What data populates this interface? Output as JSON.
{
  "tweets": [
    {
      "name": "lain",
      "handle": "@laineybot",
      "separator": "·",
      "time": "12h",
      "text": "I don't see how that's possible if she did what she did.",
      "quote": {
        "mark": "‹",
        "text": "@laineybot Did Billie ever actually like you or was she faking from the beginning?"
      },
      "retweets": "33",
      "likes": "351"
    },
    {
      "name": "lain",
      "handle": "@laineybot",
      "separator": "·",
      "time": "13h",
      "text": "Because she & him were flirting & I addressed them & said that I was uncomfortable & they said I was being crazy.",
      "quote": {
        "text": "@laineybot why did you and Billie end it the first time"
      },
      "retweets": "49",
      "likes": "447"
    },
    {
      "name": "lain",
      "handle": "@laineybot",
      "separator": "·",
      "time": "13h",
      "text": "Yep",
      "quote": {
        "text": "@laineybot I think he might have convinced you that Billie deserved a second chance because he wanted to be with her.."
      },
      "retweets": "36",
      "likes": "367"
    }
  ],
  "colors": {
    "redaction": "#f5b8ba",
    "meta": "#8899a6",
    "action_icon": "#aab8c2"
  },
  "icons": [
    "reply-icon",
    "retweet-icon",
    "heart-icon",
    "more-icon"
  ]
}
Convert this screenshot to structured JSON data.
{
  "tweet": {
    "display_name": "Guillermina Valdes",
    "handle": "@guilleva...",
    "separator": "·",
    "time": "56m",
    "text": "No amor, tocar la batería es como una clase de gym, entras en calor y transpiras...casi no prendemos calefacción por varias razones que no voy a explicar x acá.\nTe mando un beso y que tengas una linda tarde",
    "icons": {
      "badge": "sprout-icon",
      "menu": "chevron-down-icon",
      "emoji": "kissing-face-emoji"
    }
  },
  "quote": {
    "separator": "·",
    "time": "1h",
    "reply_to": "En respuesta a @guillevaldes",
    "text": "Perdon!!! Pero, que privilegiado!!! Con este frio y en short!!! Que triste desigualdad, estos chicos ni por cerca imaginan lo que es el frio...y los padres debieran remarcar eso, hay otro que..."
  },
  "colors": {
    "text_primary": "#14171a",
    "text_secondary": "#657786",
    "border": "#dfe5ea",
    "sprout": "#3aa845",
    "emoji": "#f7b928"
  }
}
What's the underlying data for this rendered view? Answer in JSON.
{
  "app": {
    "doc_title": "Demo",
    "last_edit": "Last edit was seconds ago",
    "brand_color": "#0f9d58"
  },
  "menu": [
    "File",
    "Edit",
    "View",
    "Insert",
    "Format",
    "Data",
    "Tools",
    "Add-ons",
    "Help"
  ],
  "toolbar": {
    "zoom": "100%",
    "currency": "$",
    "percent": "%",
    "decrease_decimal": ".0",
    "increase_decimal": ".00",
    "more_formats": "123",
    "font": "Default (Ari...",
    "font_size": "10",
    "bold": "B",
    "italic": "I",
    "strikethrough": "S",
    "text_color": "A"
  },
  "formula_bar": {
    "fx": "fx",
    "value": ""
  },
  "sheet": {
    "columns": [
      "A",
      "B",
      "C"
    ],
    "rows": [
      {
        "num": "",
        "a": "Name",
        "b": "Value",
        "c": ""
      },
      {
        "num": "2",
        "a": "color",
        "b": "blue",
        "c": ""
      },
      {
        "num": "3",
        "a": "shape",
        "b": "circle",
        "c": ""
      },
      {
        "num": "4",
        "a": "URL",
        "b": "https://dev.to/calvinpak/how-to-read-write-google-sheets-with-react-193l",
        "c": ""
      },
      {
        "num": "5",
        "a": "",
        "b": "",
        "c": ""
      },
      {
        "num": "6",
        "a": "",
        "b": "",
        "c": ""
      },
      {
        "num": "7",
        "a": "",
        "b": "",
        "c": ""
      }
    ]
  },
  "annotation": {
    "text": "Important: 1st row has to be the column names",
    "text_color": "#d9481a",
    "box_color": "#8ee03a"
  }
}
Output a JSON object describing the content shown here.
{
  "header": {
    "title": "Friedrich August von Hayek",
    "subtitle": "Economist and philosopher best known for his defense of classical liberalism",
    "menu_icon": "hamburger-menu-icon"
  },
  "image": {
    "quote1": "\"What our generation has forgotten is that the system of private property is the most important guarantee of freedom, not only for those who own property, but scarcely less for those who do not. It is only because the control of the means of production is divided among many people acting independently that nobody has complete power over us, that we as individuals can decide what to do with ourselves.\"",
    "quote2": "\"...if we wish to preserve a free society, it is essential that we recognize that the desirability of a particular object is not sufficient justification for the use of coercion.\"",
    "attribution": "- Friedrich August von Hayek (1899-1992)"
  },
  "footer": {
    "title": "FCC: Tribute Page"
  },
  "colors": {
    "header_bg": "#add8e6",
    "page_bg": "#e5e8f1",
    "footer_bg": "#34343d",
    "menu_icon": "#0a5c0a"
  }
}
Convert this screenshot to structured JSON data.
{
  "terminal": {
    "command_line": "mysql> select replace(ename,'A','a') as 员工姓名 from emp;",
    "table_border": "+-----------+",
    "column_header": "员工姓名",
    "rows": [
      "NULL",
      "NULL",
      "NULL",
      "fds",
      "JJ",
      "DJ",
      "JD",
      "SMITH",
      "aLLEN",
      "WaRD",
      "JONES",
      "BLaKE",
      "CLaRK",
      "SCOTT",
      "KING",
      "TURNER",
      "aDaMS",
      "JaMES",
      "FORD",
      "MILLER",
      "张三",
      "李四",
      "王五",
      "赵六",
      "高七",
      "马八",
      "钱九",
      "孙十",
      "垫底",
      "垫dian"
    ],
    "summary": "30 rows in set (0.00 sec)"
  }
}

EXERCISE PROMPT.
Return each line of the records above exactly as it reads.

OUTPUT FOR THIS EXERCISE.
What data populates this interface? Output as JSON.
{
  "tweets": [
    {
      "name": "lain",
      "handle": "@laineybot",
      "separator": "·",
      "time": "12h",
      "text": "I don't see how that's possible if she did what she did.",
      "quote": {
        "mark": "‹",
        "text": "@laineybot Did Billie ever actually like you or was she faking from the beginning?"
      },
      "retweets": "33",
      "likes": "351"
    },
    {
      "name": "lain",
      "handle": "@laineybot",
      "separator": "·",
      "time": "13h",
      "text": "Because she & him were flirting & I addressed them & said that I was uncomfortable & they said I was being crazy.",
      "quote": {
        "text": "@laineybot why did you and Billie end it the first time"
      },
      "retweets": "49",
      "likes": "447"
    },
    {
      "name": "lain",
      "handle": "@laineybot",
      "separator": "·",
      "time": "13h",
      "text": "Yep",
      "quote": {
        "text": "@laineybot I think he might have convinced you that Billie deserved a second chance because he wanted to be with her.."
      },
      "retweets": "36",
      "likes": "367"
    }
  ],
  "colors": {
    "redaction": "#f5b8ba",
    "meta": "#8899a6",
    "action_icon": "#aab8c2"
  },
  "icons": [
    "reply-icon",
    "retweet-icon",
    "heart-icon",
    "more-icon"
  ]
}
Convert this screenshot to structured JSON data.
{
  "tweet": {
    "display_name": "Guillermina Valdes",
    "handle": "@guilleva...",
    "separator": "·",
    "time": "56m",
    "text": "No amor, tocar la batería es como una clase de gym, entras en calor y transpiras...casi no prendemos calefacción por varias razones que no voy a explicar x acá.\nTe mando un beso y que tengas una linda tarde",
    "icons": {
      "badge": "sprout-icon",
      "menu": "chevron-down-icon",
      "emoji": "kissing-face-emoji"
    }
  },
  "quote": {
    "separator": "·",
    "time": "1h",
    "reply_to": "En respuesta a @guillevaldes",
    "text": "Perdon!!! Pero, que privilegiado!!! Con este frio y en short!!! Que triste desigualdad, estos chicos ni por cerca imaginan lo que es el frio...y los padres debieran remarcar eso, hay otro que..."
  },
  "colors": {
    "text_primary": "#14171a",
    "text_secondary": "#657786",
    "border": "#dfe5ea",
    "sprout": "#3aa845",
    "emoji": "#f7b928"
  }
}
What's the underlying data for this rendered view? Answer in JSON.
{
  "app": {
    "doc_title": "Demo",
    "last_edit": "Last edit was seconds ago",
    "brand_color": "#0f9d58"
  },
  "menu": [
    "File",
    "Edit",
    "View",
    "Insert",
    "Format",
    "Data",
    "Tools",
    "Add-ons",
    "Help"
  ],
  "toolbar": {
    "zoom": "100%",
    "currency": "$",
    "percent": "%",
    "decrease_decimal": ".0",
    "increase_decimal": ".00",
    "more_formats": "123",
    "font": "Default (Ari...",
    "font_size": "10",
    "bold": "B",
    "italic": "I",
    "strikethrough": "S",
    "text_color": "A"
  },
  "formula_bar": {
    "fx": "fx",
    "value": ""
  },
  "sheet": {
    "columns": [
      "A",
      "B",
      "C"
    ],
    "rows": [
      {
        "num": "",
        "a": "Name",
        "b": "Value",
        "c": ""
      },
      {
        "num": "2",
        "a": "color",
        "b": "blue",
        "c": ""
      },
      {
        "num": "3",
        "a": "shape",
        "b": "circle",
        "c": ""
      },
      {
        "num": "4",
        "a": "URL",
        "b": "https://dev.to/calvinpak/how-to-read-write-google-sheets-with-react-193l",
        "c": ""
      },
      {
        "num": "5",
        "a": "",
        "b": "",
        "c": ""
      },
      {
        "num": "6",
        "a": "",
        "b": "",
        "c": ""
      },
      {
        "num": "7",
        "a": "",
        "b": "",
        "c": ""
      }
    ]
  },
  "annotation": {
    "text": "Important: 1st row has to be the column names",
    "text_color": "#d9481a",
    "box_color": "#8ee03a"
  }
}
Output a JSON object describing the content shown here.
{
  "header": {
    "title": "Friedrich August von Hayek",
    "subtitle": "Economist and philosopher best known for his defense of classical liberalism",
    "menu_icon": "hamburger-menu-icon"
  },
  "image": {
    "quote1": "\"What our generation has forgotten is that the system of private property is the most important guarantee of freedom, not only for those who own property, but scarcely less for those who do not. It is only because the control of the means of production is divided among many people acting independently that nobody has complete power over us, that we as individuals can decide what to do with ourselves.\"",
    "quote2": "\"...if we wish to preserve a free society, it is essential that we recognize that the desirability of a particular object is not sufficient justification for the use of coercion.\"",
    "attribution": "- Friedrich August von Hayek (1899-1992)"
  },
  "footer": {
    "title": "FCC: Tribute Page"
  },
  "colors": {
    "header_bg": "#add8e6",
    "page_bg": "#e5e8f1",
    "footer_bg": "#34343d",
    "menu_icon": "#0a5c0a"
  }
}
Convert this screenshot to structured JSON data.
{
  "terminal": {
    "command_line": "mysql> select replace(ename,'A','a') as 员工姓名 from emp;",
    "table_border": "+-----------+",
    "column_header": "员工姓名",
    "rows": [
      "NULL",
      "NULL",
      "NULL",
      "fds",
      "JJ",
      "DJ",
      "JD",
      "SMITH",
      "aLLEN",
      "WaRD",
      "JONES",
      "BLaKE",
      "CLaRK",
      "SCOTT",
      "KING",
      "TURNER",
      "aDaMS",
      "JaMES",
      "FORD",
      "MILLER",
      "张三",
      "李四",
      "王五",
      "赵六",
      "高七",
      "马八",
      "钱九",
      "孙十",
      "垫底",
      "垫dian"
    ],
    "summary": "30 rows in set (0.00 sec)"
  }
}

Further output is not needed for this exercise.